> _TO DO_
Repeat word for word the part that opens with the line containing "trash-icon xyxy=(61,157,81,177)" and closes with the line containing "group-count: (20) xyxy=(587,275,612,291)", including both of those lines.

> _DATA SUPPLIED_

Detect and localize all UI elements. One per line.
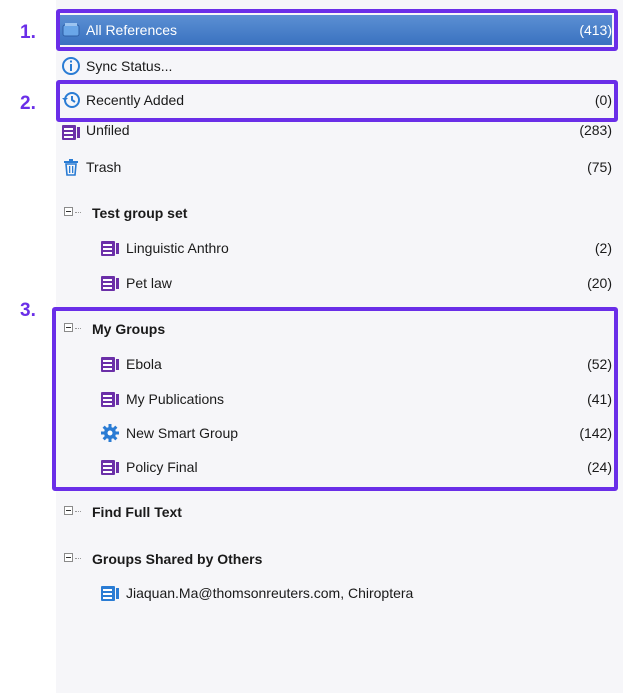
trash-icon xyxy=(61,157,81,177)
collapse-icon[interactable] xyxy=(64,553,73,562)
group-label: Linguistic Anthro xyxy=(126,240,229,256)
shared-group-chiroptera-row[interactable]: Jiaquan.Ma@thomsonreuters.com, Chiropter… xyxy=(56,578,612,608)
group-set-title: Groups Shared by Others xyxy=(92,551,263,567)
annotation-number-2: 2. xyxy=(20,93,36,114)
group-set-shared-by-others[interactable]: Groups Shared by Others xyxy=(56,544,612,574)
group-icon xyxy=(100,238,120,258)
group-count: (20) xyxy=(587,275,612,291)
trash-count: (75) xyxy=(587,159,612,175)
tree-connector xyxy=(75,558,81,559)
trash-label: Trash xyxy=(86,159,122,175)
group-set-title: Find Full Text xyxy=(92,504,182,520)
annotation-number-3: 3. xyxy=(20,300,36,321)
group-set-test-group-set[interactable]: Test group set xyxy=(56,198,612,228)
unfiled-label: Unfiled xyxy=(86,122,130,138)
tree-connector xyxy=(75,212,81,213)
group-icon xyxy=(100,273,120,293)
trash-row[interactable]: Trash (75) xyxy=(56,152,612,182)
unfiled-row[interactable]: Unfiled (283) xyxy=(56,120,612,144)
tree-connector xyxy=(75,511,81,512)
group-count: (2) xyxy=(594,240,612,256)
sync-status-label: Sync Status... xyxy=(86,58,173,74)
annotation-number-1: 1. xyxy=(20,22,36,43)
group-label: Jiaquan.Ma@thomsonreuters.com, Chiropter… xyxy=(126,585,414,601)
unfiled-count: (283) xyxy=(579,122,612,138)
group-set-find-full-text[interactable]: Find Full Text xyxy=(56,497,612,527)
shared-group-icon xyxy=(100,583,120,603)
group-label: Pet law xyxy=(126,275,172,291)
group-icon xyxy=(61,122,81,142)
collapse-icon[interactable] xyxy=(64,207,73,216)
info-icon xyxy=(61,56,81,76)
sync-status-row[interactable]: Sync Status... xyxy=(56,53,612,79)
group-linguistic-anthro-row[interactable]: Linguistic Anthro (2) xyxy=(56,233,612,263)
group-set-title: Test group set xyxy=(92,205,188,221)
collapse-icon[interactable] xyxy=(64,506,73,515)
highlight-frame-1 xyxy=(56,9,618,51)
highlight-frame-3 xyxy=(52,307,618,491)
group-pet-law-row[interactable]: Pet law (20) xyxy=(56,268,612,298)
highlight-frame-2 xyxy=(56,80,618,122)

> _SOLUTION FOR THIS EXERCISE_
trash-icon xyxy=(61,157,81,177)
collapse-icon[interactable] xyxy=(64,553,73,562)
group-label: Linguistic Anthro xyxy=(126,240,229,256)
shared-group-chiroptera-row[interactable]: Jiaquan.Ma@thomsonreuters.com, Chiropter… xyxy=(56,578,612,608)
group-set-title: Groups Shared by Others xyxy=(92,551,263,567)
annotation-number-2: 2. xyxy=(20,93,36,114)
group-set-shared-by-others[interactable]: Groups Shared by Others xyxy=(56,544,612,574)
group-icon xyxy=(100,238,120,258)
group-count: (20) xyxy=(587,275,612,291)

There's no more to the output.